* [Goal of the exercise] Count how many lines hold the string "环境保护工作总结". Give that number alone.

______

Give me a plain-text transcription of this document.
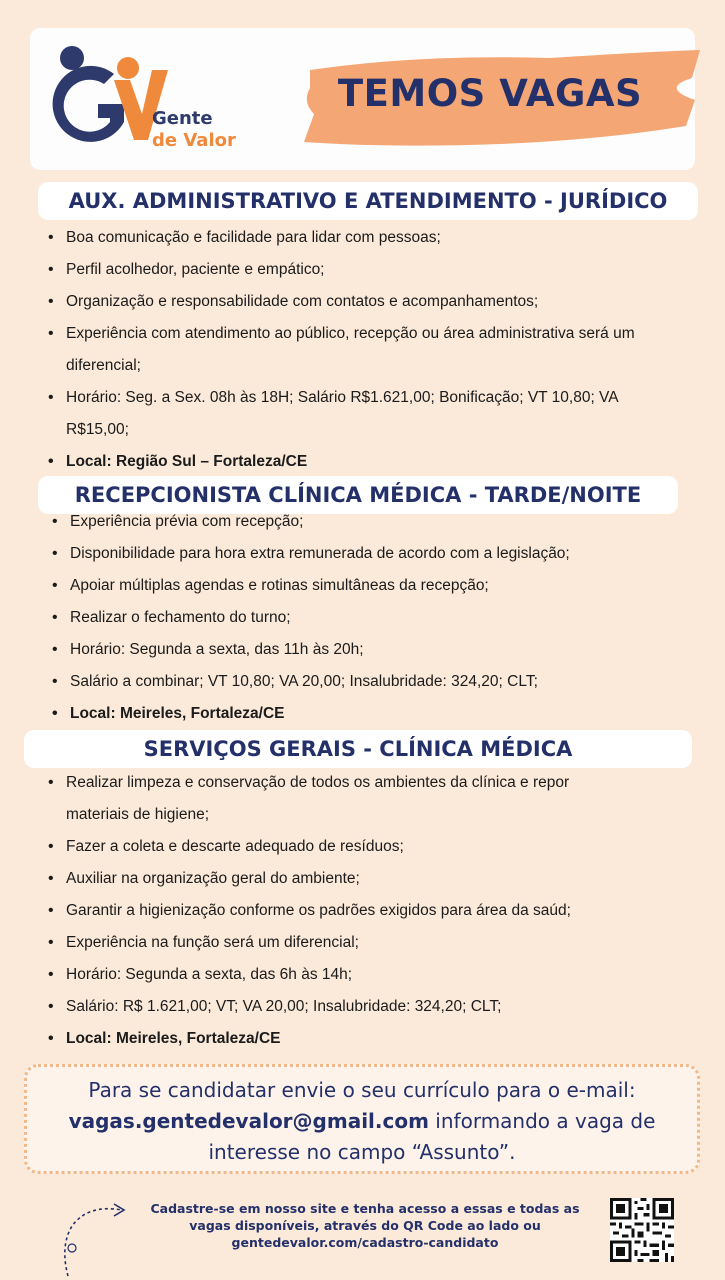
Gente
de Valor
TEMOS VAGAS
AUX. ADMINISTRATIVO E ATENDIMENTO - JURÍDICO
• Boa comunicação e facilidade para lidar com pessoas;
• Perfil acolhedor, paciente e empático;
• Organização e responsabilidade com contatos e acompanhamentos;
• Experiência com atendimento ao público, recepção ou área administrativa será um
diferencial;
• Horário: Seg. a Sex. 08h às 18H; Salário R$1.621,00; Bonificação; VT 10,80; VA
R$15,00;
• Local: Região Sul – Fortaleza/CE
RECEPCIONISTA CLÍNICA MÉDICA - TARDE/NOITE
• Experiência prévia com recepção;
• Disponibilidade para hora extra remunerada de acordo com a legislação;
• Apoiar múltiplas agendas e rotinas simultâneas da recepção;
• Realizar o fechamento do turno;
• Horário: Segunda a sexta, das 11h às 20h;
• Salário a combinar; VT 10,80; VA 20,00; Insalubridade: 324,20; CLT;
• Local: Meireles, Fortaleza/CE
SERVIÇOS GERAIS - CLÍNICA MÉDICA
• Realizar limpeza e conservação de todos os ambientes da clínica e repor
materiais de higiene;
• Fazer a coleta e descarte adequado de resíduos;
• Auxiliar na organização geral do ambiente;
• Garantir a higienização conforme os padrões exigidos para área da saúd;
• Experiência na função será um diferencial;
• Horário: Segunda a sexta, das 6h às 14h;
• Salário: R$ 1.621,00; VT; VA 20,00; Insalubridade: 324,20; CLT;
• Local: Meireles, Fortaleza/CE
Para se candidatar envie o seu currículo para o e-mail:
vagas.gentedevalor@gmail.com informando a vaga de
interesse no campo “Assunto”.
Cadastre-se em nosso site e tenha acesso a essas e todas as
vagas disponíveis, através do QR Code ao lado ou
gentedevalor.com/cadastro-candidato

______

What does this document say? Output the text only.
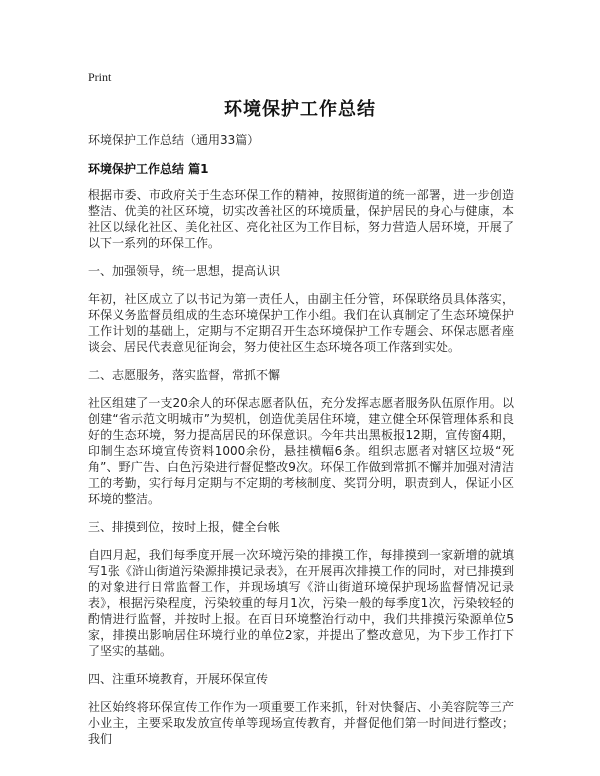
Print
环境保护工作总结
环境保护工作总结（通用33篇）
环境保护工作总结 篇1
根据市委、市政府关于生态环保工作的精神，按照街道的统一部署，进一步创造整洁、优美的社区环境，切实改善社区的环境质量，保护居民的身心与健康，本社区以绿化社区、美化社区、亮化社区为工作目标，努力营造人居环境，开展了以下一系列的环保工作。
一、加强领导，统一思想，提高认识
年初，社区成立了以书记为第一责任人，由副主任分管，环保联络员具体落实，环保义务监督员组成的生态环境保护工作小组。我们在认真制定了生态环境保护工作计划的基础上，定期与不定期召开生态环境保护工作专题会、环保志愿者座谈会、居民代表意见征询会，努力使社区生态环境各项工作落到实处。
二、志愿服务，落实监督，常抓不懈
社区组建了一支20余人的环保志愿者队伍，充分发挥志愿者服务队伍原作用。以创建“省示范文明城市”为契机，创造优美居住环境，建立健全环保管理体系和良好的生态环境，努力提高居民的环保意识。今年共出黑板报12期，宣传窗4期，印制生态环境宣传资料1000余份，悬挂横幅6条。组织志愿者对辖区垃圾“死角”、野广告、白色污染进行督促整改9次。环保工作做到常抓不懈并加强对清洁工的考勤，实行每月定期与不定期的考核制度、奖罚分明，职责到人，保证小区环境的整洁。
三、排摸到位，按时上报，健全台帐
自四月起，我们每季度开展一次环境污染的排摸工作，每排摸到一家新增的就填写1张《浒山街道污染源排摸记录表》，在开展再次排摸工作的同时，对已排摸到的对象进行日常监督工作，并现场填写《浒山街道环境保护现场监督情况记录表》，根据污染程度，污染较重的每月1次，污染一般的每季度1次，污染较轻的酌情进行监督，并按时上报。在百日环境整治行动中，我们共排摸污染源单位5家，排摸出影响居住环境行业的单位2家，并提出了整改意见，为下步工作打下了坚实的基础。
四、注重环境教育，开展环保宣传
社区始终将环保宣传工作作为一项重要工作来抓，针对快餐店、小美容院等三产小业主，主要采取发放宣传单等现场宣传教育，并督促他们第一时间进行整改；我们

______

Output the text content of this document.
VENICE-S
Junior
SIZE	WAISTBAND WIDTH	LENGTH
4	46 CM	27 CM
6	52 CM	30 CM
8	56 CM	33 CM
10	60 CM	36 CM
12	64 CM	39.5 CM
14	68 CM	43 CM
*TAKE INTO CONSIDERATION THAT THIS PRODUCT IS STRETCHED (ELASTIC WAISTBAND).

______

* [Answer to the task] 3